— START MATERIAL FOR THIS TASK —

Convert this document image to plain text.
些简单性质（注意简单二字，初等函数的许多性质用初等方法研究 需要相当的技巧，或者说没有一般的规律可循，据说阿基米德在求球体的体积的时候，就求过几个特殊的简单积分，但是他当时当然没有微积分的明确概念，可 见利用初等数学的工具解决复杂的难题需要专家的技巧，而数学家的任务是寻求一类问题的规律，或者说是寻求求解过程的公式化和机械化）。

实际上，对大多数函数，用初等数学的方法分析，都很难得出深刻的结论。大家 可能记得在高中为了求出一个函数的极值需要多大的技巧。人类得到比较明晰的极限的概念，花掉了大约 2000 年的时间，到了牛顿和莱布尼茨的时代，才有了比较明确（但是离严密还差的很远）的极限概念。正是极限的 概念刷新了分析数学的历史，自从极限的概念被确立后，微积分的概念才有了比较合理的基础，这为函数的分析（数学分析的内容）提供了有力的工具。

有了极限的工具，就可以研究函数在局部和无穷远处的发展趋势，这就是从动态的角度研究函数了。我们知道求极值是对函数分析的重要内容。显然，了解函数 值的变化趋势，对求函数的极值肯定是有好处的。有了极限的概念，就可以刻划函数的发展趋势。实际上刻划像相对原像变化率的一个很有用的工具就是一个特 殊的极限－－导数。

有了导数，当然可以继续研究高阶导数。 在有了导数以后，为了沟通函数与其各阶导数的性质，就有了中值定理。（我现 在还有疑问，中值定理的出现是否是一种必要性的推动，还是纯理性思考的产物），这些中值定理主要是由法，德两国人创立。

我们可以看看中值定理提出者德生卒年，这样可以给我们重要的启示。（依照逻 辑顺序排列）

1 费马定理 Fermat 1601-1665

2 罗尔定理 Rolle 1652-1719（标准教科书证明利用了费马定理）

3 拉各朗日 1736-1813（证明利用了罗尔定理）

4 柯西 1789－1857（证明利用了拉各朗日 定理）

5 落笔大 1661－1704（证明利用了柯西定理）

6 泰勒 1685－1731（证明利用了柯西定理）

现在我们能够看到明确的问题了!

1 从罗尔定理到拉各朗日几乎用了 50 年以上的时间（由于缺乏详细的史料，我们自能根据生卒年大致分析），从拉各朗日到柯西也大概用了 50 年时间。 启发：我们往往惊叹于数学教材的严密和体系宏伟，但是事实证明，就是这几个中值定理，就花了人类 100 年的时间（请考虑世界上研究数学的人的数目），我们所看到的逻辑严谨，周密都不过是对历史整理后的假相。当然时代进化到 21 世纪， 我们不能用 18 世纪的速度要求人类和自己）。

— END MATERIAL FOR THIS TASK —

DIRECTIONS> Using the exact wording, write out all of the records.

COMPLETED EXERCISE>
Convert this document image to plain text.
些简单性质（注意简单二字，初等函数的许多性质用初等方法研究 需要相当的技巧，或者说没有一般的规律可循，据说阿基米德在求球体的体积的时候，就求过几个特殊的简单积分，但是他当时当然没有微积分的明确概念，可 见利用初等数学的工具解决复杂的难题需要专家的技巧，而数学家的任务是寻求一类问题的规律，或者说是寻求求解过程的公式化和机械化）。

实际上，对大多数函数，用初等数学的方法分析，都很难得出深刻的结论。大家 可能记得在高中为了求出一个函数的极值需要多大的技巧。人类得到比较明晰的极限的概念，花掉了大约 2000 年的时间，到了牛顿和莱布尼茨的时代，才有了比较明确（但是离严密还差的很远）的极限概念。正是极限的 概念刷新了分析数学的历史，自从极限的概念被确立后，微积分的概念才有了比较合理的基础，这为函数的分析（数学分析的内容）提供了有力的工具。

有了极限的工具，就可以研究函数在局部和无穷远处的发展趋势，这就是从动态的角度研究函数了。我们知道求极值是对函数分析的重要内容。显然，了解函数 值的变化趋势，对求函数的极值肯定是有好处的。有了极限的概念，就可以刻划函数的发展趋势。实际上刻划像相对原像变化率的一个很有用的工具就是一个特 殊的极限－－导数。

有了导数，当然可以继续研究高阶导数。 在有了导数以后，为了沟通函数与其各阶导数的性质，就有了中值定理。（我现 在还有疑问，中值定理的出现是否是一种必要性的推动，还是纯理性思考的产物），这些中值定理主要是由法，德两国人创立。

我们可以看看中值定理提出者德生卒年，这样可以给我们重要的启示。（依照逻 辑顺序排列）

1 费马定理 Fermat 1601-1665

2 罗尔定理 Rolle 1652-1719（标准教科书证明利用了费马定理）

3 拉各朗日 1736-1813（证明利用了罗尔定理）

4 柯西 1789－1857（证明利用了拉各朗日 定理）

5 落笔大 1661－1704（证明利用了柯西定理）

6 泰勒 1685－1731（证明利用了柯西定理）

现在我们能够看到明确的问题了!

1 从罗尔定理到拉各朗日几乎用了 50 年以上的时间（由于缺乏详细的史料，我们自能根据生卒年大致分析），从拉各朗日到柯西也大概用了 50 年时间。 启发：我们往往惊叹于数学教材的严密和体系宏伟，但是事实证明，就是这几个中值定理，就花了人类 100 年的时间（请考虑世界上研究数学的人的数目），我们所看到的逻辑严谨，周密都不过是对历史整理后的假相。当然时代进化到 21 世纪， 我们不能用 18 世纪的速度要求人类和自己）。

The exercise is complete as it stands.